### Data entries
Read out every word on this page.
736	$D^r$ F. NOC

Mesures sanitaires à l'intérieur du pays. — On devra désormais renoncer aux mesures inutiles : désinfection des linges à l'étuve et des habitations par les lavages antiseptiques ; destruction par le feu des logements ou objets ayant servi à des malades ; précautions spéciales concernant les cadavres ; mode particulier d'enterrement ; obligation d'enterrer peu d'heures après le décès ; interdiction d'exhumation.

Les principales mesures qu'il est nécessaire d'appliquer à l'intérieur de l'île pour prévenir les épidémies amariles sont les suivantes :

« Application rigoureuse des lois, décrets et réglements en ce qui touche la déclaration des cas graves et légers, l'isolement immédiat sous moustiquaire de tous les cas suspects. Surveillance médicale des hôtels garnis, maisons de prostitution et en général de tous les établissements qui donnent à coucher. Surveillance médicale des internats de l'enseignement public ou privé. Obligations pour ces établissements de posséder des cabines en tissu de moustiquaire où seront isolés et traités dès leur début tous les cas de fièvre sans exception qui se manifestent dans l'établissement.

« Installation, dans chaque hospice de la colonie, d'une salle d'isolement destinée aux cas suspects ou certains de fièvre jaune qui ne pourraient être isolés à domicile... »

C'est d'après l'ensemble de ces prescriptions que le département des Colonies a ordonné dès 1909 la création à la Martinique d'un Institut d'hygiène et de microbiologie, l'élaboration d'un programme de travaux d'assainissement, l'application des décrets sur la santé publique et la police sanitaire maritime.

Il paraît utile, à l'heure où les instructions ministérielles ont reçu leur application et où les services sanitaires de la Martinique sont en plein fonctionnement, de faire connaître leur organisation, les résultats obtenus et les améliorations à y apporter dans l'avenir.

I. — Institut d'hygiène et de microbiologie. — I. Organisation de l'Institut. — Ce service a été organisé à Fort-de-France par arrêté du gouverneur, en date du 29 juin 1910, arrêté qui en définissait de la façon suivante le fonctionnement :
---
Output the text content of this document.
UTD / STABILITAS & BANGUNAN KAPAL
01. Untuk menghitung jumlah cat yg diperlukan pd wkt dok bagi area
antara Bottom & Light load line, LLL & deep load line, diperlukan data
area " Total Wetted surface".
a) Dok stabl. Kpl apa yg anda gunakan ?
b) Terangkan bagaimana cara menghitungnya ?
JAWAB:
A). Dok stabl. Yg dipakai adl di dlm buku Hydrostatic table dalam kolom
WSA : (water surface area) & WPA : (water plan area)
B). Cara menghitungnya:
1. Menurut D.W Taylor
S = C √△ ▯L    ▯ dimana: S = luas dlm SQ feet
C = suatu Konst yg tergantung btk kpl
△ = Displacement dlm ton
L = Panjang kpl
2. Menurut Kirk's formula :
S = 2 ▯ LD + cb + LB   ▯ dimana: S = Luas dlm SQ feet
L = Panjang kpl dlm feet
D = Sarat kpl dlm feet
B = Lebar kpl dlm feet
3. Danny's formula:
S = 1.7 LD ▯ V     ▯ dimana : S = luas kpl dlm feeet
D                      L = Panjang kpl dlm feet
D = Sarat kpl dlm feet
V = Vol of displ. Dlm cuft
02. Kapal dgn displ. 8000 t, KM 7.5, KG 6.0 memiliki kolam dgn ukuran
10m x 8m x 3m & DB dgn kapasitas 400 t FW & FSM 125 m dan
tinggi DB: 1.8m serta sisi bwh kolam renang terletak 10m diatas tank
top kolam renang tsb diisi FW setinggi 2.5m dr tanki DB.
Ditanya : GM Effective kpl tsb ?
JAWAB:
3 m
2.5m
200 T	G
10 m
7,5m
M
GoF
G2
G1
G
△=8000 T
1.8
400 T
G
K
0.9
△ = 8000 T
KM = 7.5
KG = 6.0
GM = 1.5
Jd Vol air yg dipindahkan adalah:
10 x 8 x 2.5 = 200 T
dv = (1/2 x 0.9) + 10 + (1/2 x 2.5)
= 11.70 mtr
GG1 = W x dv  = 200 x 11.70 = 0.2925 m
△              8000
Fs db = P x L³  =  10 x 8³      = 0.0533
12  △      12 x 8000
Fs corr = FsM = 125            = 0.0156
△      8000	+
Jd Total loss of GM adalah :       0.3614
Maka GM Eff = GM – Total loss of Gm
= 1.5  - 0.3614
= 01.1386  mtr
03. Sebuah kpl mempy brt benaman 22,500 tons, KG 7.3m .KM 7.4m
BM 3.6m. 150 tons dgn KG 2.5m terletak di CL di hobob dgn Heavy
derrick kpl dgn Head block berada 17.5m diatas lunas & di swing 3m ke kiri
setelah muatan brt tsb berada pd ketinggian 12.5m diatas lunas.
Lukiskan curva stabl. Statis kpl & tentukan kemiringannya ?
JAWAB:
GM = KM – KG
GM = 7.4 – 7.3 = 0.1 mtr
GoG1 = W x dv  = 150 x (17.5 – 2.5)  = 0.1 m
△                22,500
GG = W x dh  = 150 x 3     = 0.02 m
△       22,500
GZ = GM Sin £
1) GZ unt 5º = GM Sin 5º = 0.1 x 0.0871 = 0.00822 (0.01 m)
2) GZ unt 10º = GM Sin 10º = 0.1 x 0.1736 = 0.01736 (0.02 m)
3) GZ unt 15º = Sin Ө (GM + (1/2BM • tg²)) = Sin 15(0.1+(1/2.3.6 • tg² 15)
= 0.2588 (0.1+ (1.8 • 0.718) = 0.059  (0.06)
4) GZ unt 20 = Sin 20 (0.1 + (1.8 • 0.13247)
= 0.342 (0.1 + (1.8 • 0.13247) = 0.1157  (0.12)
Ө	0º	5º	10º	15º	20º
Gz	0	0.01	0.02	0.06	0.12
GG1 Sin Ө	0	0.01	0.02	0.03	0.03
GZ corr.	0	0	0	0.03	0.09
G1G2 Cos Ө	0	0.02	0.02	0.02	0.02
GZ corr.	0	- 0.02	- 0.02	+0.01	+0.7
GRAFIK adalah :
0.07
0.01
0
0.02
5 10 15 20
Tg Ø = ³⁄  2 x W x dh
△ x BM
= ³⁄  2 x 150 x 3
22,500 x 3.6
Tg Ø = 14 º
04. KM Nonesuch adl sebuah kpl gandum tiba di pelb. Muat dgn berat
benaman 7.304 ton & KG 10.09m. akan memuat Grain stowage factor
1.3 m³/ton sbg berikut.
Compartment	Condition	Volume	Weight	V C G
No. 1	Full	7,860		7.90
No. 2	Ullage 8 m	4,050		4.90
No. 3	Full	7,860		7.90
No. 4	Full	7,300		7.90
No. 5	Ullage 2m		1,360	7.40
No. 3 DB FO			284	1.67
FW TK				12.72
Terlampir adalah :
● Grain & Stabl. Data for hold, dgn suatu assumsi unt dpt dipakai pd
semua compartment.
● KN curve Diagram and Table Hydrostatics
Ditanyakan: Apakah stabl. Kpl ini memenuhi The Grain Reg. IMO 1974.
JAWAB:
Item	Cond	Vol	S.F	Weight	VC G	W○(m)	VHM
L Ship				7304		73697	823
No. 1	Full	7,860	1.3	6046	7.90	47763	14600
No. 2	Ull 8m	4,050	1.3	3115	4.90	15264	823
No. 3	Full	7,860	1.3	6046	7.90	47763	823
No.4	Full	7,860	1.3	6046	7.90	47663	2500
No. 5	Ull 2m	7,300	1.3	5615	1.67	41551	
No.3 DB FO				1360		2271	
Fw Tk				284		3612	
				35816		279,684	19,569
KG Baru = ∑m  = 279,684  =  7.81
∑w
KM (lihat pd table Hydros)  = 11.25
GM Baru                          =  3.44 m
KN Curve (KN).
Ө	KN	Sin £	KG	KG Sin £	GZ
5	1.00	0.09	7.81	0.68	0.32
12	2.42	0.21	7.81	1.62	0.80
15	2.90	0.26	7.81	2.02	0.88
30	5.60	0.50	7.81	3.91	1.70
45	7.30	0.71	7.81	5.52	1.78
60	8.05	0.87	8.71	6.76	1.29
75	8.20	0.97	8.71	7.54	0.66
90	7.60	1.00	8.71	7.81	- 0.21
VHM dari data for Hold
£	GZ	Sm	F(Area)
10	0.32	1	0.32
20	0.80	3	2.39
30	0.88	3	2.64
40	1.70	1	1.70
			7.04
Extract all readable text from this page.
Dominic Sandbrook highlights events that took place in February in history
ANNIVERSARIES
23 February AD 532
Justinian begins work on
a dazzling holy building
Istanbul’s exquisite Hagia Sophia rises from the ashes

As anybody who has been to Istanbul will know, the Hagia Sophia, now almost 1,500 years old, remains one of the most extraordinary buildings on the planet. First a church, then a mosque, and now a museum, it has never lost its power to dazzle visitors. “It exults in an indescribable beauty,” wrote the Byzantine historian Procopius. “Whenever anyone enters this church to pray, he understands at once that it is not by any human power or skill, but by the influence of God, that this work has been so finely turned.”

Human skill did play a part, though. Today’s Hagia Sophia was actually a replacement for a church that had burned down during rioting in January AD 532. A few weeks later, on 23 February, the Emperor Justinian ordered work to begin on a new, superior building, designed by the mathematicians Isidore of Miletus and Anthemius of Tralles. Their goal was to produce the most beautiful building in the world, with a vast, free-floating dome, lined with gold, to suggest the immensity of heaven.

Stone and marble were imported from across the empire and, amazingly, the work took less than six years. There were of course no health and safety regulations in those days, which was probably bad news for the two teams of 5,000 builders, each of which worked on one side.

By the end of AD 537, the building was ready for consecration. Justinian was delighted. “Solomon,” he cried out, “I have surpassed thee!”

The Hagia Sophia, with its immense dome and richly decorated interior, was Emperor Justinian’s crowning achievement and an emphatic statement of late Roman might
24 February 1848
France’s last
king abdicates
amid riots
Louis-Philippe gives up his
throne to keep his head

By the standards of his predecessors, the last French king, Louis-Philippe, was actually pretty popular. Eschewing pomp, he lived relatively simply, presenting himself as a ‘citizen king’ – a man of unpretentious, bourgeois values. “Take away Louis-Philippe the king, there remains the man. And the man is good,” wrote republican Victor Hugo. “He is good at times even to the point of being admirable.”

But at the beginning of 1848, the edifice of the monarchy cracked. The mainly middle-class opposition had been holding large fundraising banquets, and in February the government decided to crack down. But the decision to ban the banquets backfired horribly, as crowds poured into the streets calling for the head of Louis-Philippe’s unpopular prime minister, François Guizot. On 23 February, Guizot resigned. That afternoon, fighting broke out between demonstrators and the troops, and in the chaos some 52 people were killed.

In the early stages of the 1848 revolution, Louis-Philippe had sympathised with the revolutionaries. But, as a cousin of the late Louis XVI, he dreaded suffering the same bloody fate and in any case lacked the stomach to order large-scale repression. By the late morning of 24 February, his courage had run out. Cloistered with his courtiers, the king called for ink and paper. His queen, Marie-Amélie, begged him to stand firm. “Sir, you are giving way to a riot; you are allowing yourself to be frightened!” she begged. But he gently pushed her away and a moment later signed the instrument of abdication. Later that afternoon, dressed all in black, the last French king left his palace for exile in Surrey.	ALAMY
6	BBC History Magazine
---
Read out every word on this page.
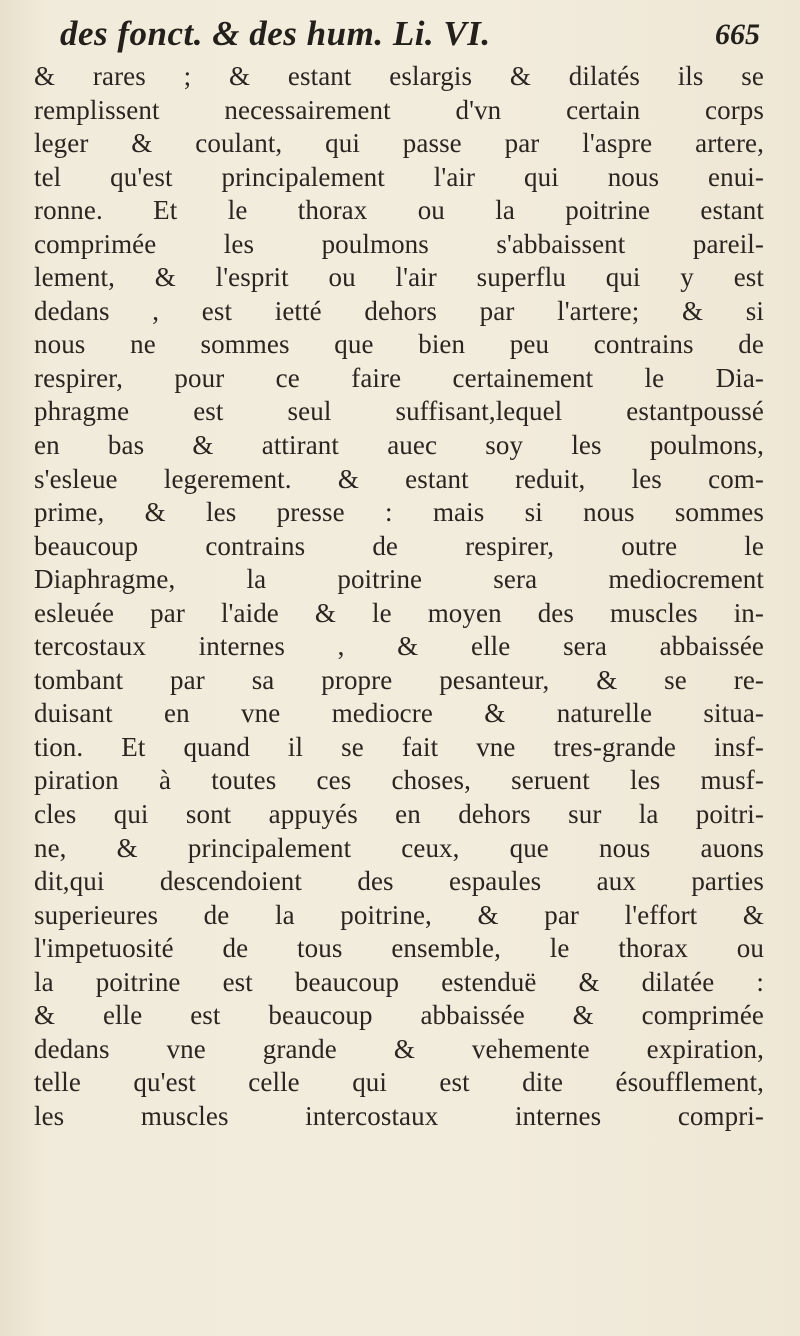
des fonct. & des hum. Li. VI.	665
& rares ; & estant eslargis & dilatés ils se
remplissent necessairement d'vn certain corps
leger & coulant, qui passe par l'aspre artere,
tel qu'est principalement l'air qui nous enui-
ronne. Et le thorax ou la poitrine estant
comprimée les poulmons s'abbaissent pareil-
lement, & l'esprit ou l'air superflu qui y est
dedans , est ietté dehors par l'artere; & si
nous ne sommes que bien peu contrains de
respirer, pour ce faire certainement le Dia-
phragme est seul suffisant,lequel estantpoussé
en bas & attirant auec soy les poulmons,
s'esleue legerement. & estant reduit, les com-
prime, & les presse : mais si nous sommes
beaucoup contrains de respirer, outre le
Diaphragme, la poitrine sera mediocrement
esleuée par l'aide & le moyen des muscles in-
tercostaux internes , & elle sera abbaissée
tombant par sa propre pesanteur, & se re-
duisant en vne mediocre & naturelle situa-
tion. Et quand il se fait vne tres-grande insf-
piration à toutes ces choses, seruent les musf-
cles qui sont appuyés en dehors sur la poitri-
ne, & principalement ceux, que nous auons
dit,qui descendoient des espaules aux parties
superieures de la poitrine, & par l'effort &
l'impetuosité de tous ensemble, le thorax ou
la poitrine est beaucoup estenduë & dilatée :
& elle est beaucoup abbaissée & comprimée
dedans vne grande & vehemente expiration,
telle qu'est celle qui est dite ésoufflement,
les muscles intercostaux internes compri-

### EXERCISE PROMPT
Report the number of lines that contain "Istanbul", with no other words.

### RESPONSE TO THIS EXERCISE
2